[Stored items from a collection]
begin

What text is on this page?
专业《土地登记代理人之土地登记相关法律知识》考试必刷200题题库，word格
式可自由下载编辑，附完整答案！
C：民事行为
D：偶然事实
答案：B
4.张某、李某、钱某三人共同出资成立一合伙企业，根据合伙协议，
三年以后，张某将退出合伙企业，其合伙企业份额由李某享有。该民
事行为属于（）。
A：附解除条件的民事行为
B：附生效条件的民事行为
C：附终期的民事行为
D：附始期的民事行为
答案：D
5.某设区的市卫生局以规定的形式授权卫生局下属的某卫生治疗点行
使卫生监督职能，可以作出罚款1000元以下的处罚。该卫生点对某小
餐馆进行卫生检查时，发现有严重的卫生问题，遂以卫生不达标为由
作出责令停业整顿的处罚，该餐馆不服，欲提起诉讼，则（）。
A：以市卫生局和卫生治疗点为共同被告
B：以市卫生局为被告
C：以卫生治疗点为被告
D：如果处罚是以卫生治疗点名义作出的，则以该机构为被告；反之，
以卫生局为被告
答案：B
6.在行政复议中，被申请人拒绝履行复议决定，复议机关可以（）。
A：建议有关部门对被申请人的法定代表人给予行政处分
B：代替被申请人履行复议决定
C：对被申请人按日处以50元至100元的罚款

end

> [TASK PROMPT]:
Quote the material exactly, leaving nothing out.

> [PROBLEM SOLUTION]:
What text is on this page?
专业《土地登记代理人之土地登记相关法律知识》考试必刷200题题库，word格
式可自由下载编辑，附完整答案！
C：民事行为
D：偶然事实
答案：B
4.张某、李某、钱某三人共同出资成立一合伙企业，根据合伙协议，
三年以后，张某将退出合伙企业，其合伙企业份额由李某享有。该民
事行为属于（）。
A：附解除条件的民事行为
B：附生效条件的民事行为
C：附终期的民事行为
D：附始期的民事行为
答案：D
5.某设区的市卫生局以规定的形式授权卫生局下属的某卫生治疗点行
使卫生监督职能，可以作出罚款1000元以下的处罚。该卫生点对某小
餐馆进行卫生检查时，发现有严重的卫生问题，遂以卫生不达标为由
作出责令停业整顿的处罚，该餐馆不服，欲提起诉讼，则（）。
A：以市卫生局和卫生治疗点为共同被告
B：以市卫生局为被告
C：以卫生治疗点为被告
D：如果处罚是以卫生治疗点名义作出的，则以该机构为被告；反之，
以卫生局为被告
答案：B
6.在行政复议中，被申请人拒绝履行复议决定，复议机关可以（）。
A：建议有关部门对被申请人的法定代表人给予行政处分
B：代替被申请人履行复议决定
C：对被申请人按日处以50元至100元的罚款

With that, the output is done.